◆ TASK DETAILS
Write the listing out again, all of it, word for word.

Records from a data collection
──────────────────────────────

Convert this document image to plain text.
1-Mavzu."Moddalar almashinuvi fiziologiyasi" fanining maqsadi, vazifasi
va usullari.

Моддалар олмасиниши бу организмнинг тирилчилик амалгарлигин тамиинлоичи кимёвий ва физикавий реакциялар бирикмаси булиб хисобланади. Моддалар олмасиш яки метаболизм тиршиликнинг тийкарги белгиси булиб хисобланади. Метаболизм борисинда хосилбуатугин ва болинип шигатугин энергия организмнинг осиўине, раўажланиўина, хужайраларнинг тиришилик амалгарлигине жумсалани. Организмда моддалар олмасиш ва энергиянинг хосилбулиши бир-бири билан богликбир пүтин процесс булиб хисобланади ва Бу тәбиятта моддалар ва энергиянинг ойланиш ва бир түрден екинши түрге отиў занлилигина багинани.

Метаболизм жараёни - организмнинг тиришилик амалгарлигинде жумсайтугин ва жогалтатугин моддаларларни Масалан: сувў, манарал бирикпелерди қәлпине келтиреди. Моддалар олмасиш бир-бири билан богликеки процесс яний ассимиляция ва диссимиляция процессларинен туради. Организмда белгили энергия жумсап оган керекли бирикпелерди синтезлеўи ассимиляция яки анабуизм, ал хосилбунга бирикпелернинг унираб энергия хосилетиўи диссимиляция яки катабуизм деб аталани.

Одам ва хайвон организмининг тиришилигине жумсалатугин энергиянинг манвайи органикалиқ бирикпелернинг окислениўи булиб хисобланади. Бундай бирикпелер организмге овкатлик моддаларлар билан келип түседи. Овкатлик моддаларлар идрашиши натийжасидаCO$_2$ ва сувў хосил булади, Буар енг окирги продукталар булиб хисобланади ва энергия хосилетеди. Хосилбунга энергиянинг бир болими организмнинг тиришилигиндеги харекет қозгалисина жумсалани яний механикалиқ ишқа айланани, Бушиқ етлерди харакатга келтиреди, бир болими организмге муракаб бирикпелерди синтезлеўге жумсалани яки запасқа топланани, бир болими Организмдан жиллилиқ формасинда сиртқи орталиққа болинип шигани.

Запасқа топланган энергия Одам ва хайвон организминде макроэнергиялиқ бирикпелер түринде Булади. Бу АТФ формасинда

──────────────────────────────

◆ ANSWER TO THIS EXERCISE
Convert this document image to plain text.
1-Mavzu."Moddalar almashinuvi fiziologiyasi" fanining maqsadi, vazifasi
va usullari.

Моддалар олмасиниши бу организмнинг тирилчилик амалгарлигин тамиинлоичи кимёвий ва физикавий реакциялар бирикмаси булиб хисобланади. Моддалар олмасиш яки метаболизм тиршиликнинг тийкарги белгиси булиб хисобланади. Метаболизм борисинда хосилбуатугин ва болинип шигатугин энергия организмнинг осиўине, раўажланиўина, хужайраларнинг тиришилик амалгарлигине жумсалани. Организмда моддалар олмасиш ва энергиянинг хосилбулиши бир-бири билан богликбир пүтин процесс булиб хисобланади ва Бу тәбиятта моддалар ва энергиянинг ойланиш ва бир түрден екинши түрге отиў занлилигина багинани.

Метаболизм жараёни - организмнинг тиришилик амалгарлигинде жумсайтугин ва жогалтатугин моддаларларни Масалан: сувў, манарал бирикпелерди қәлпине келтиреди. Моддалар олмасиш бир-бири билан богликеки процесс яний ассимиляция ва диссимиляция процессларинен туради. Организмда белгили энергия жумсап оган керекли бирикпелерди синтезлеўи ассимиляция яки анабуизм, ал хосилбунга бирикпелернинг унираб энергия хосилетиўи диссимиляция яки катабуизм деб аталани.

Одам ва хайвон организмининг тиришилигине жумсалатугин энергиянинг манвайи органикалиқ бирикпелернинг окислениўи булиб хисобланади. Бундай бирикпелер организмге овкатлик моддаларлар билан келип түседи. Овкатлик моддаларлар идрашиши натийжасидаCO$_2$ ва сувў хосил булади, Буар енг окирги продукталар булиб хисобланади ва энергия хосилетеди. Хосилбунга энергиянинг бир болими организмнинг тиришилигиндеги харекет қозгалисина жумсалани яний механикалиқ ишқа айланани, Бушиқ етлерди харакатга келтиреди, бир болими организмге муракаб бирикпелерди синтезлеўге жумсалани яки запасқа топланани, бир болими Организмдан жиллилиқ формасинда сиртқи орталиққа болинип шигани.

Запасқа топланган энергия Одам ва хайвон организминде макроэнергиялиқ бирикпелер түринде Булади. Бу АТФ формасинда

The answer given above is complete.